(Raw records)

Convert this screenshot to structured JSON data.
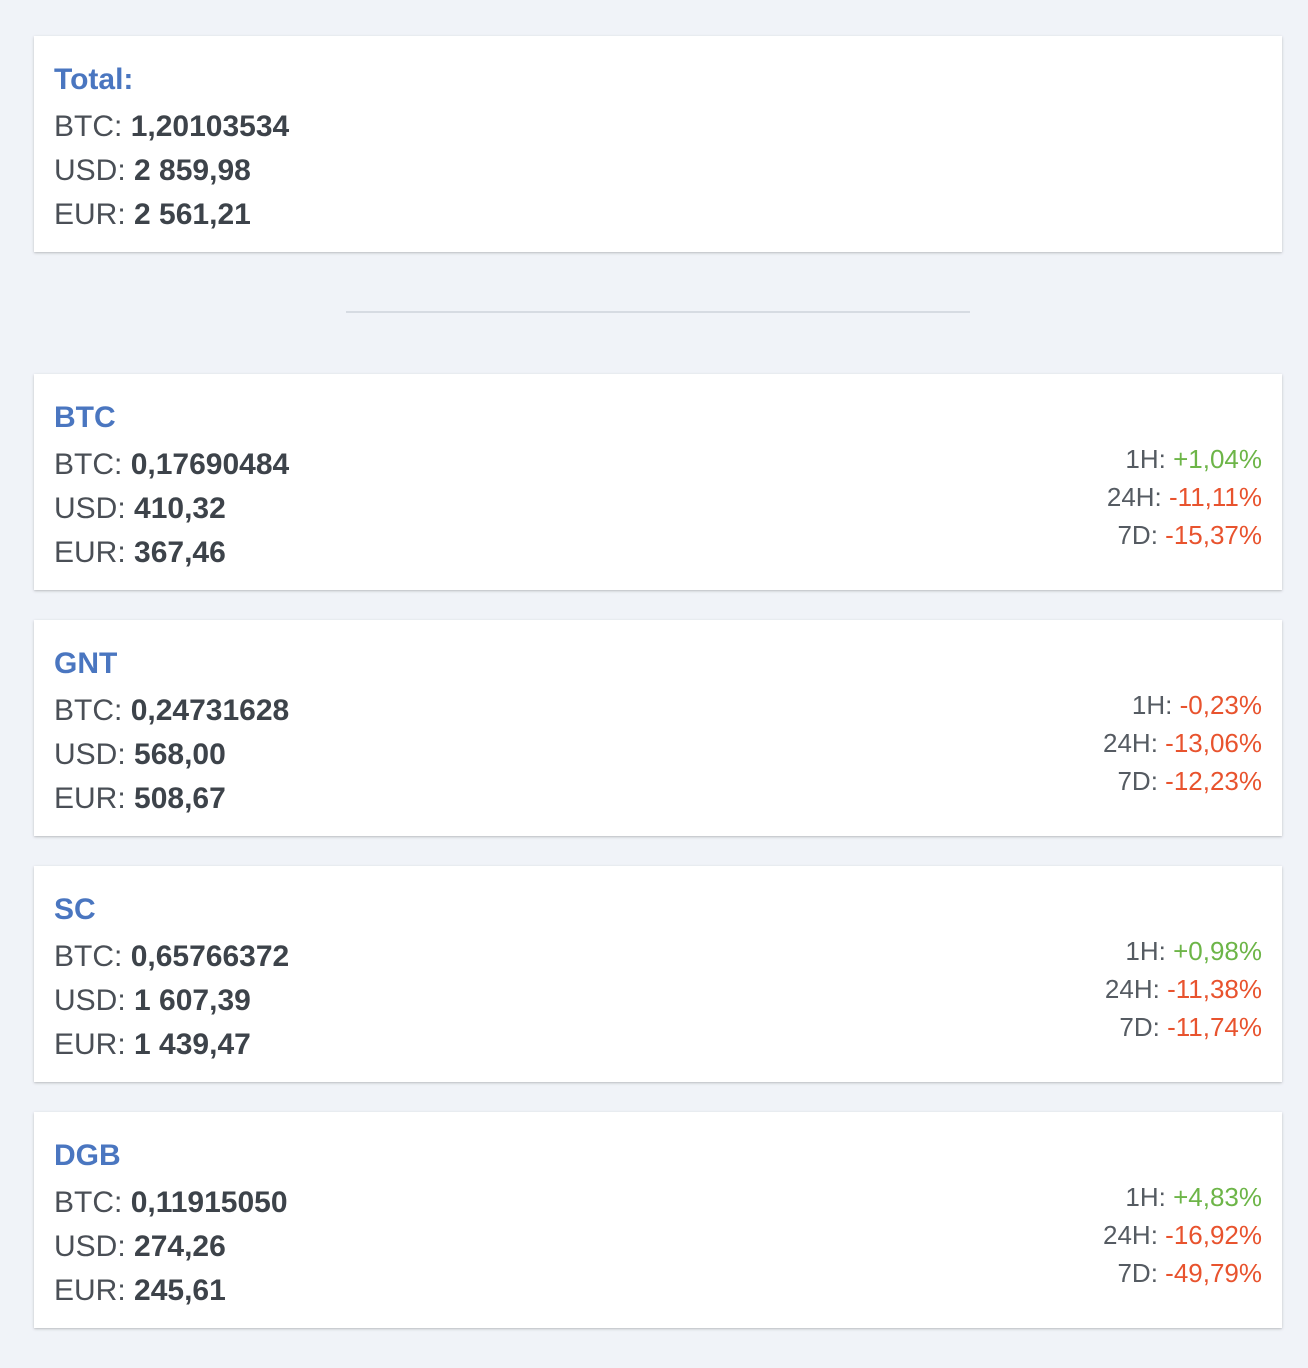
{
  "total": {
    "title": "Total:",
    "rows": [
      {
        "label": "BTC:",
        "value": "1,20103534"
      },
      {
        "label": "USD:",
        "value": "2 859,98"
      },
      {
        "label": "EUR:",
        "value": "2 561,21"
      }
    ]
  },
  "coins": [
    {
      "symbol": "BTC",
      "rows": [
        {
          "label": "BTC:",
          "value": "0,17690484"
        },
        {
          "label": "USD:",
          "value": "410,32"
        },
        {
          "label": "EUR:",
          "value": "367,46"
        }
      ],
      "changes": [
        {
          "label": "1H:",
          "value": "+1,04%",
          "direction": "positive"
        },
        {
          "label": "24H:",
          "value": "-11,11%",
          "direction": "negative"
        },
        {
          "label": "7D:",
          "value": "-15,37%",
          "direction": "negative"
        }
      ]
    },
    {
      "symbol": "GNT",
      "rows": [
        {
          "label": "BTC:",
          "value": "0,24731628"
        },
        {
          "label": "USD:",
          "value": "568,00"
        },
        {
          "label": "EUR:",
          "value": "508,67"
        }
      ],
      "changes": [
        {
          "label": "1H:",
          "value": "-0,23%",
          "direction": "negative"
        },
        {
          "label": "24H:",
          "value": "-13,06%",
          "direction": "negative"
        },
        {
          "label": "7D:",
          "value": "-12,23%",
          "direction": "negative"
        }
      ]
    },
    {
      "symbol": "SC",
      "rows": [
        {
          "label": "BTC:",
          "value": "0,65766372"
        },
        {
          "label": "USD:",
          "value": "1 607,39"
        },
        {
          "label": "EUR:",
          "value": "1 439,47"
        }
      ],
      "changes": [
        {
          "label": "1H:",
          "value": "+0,98%",
          "direction": "positive"
        },
        {
          "label": "24H:",
          "value": "-11,38%",
          "direction": "negative"
        },
        {
          "label": "7D:",
          "value": "-11,74%",
          "direction": "negative"
        }
      ]
    },
    {
      "symbol": "DGB",
      "rows": [
        {
          "label": "BTC:",
          "value": "0,11915050"
        },
        {
          "label": "USD:",
          "value": "274,26"
        },
        {
          "label": "EUR:",
          "value": "245,61"
        }
      ],
      "changes": [
        {
          "label": "1H:",
          "value": "+4,83%",
          "direction": "positive"
        },
        {
          "label": "24H:",
          "value": "-16,92%",
          "direction": "negative"
        },
        {
          "label": "7D:",
          "value": "-49,79%",
          "direction": "negative"
        }
      ]
    }
  ],
  "colors": {
    "title": "#4a76c0",
    "positive": "#6db548",
    "negative": "#e8532e",
    "background": "#f0f3f8"
  }
}
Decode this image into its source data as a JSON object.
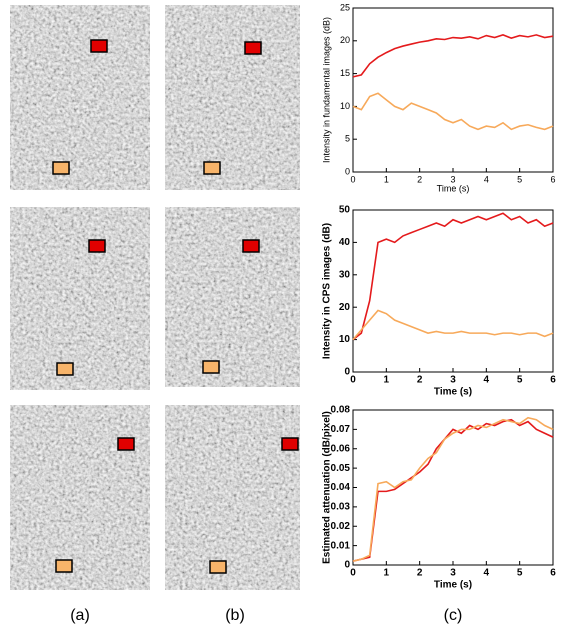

■ **Task description**
The listing above must be printed again exactly, minus its pictures.

■ **Solution for this exercise**
Convert this screenshot to structured JSON data.
{
  "total": {
    "title": "Total:",
    "rows": [
      {
        "label": "BTC:",
        "value": "1,20103534"
      },
      {
        "label": "USD:",
        "value": "2 859,98"
      },
      {
        "label": "EUR:",
        "value": "2 561,21"
      }
    ]
  },
  "coins": [
    {
      "symbol": "BTC",
      "rows": [
        {
          "label": "BTC:",
          "value": "0,17690484"
        },
        {
          "label": "USD:",
          "value": "410,32"
        },
        {
          "label": "EUR:",
          "value": "367,46"
        }
      ],
      "changes": [
        {
          "label": "1H:",
          "value": "+1,04%",
          "direction": "positive"
        },
        {
          "label": "24H:",
          "value": "-11,11%",
          "direction": "negative"
        },
        {
          "label": "7D:",
          "value": "-15,37%",
          "direction": "negative"
        }
      ]
    },
    {
      "symbol": "GNT",
      "rows": [
        {
          "label": "BTC:",
          "value": "0,24731628"
        },
        {
          "label": "USD:",
          "value": "568,00"
        },
        {
          "label": "EUR:",
          "value": "508,67"
        }
      ],
      "changes": [
        {
          "label": "1H:",
          "value": "-0,23%",
          "direction": "negative"
        },
        {
          "label": "24H:",
          "value": "-13,06%",
          "direction": "negative"
        },
        {
          "label": "7D:",
          "value": "-12,23%",
          "direction": "negative"
        }
      ]
    },
    {
      "symbol": "SC",
      "rows": [
        {
          "label": "BTC:",
          "value": "0,65766372"
        },
        {
          "label": "USD:",
          "value": "1 607,39"
        },
        {
          "label": "EUR:",
          "value": "1 439,47"
        }
      ],
      "changes": [
        {
          "label": "1H:",
          "value": "+0,98%",
          "direction": "positive"
        },
        {
          "label": "24H:",
          "value": "-11,38%",
          "direction": "negative"
        },
        {
          "label": "7D:",
          "value": "-11,74%",
          "direction": "negative"
        }
      ]
    },
    {
      "symbol": "DGB",
      "rows": [
        {
          "label": "BTC:",
          "value": "0,11915050"
        },
        {
          "label": "USD:",
          "value": "274,26"
        },
        {
          "label": "EUR:",
          "value": "245,61"
        }
      ],
      "changes": [
        {
          "label": "1H:",
          "value": "+4,83%",
          "direction": "positive"
        },
        {
          "label": "24H:",
          "value": "-16,92%",
          "direction": "negative"
        },
        {
          "label": "7D:",
          "value": "-49,79%",
          "direction": "negative"
        }
      ]
    }
  ],
  "colors": {
    "title": "#4a76c0",
    "positive": "#6db548",
    "negative": "#e8532e",
    "background": "#f0f3f8"
  }
}
Decode this image into its source data as a JSON object.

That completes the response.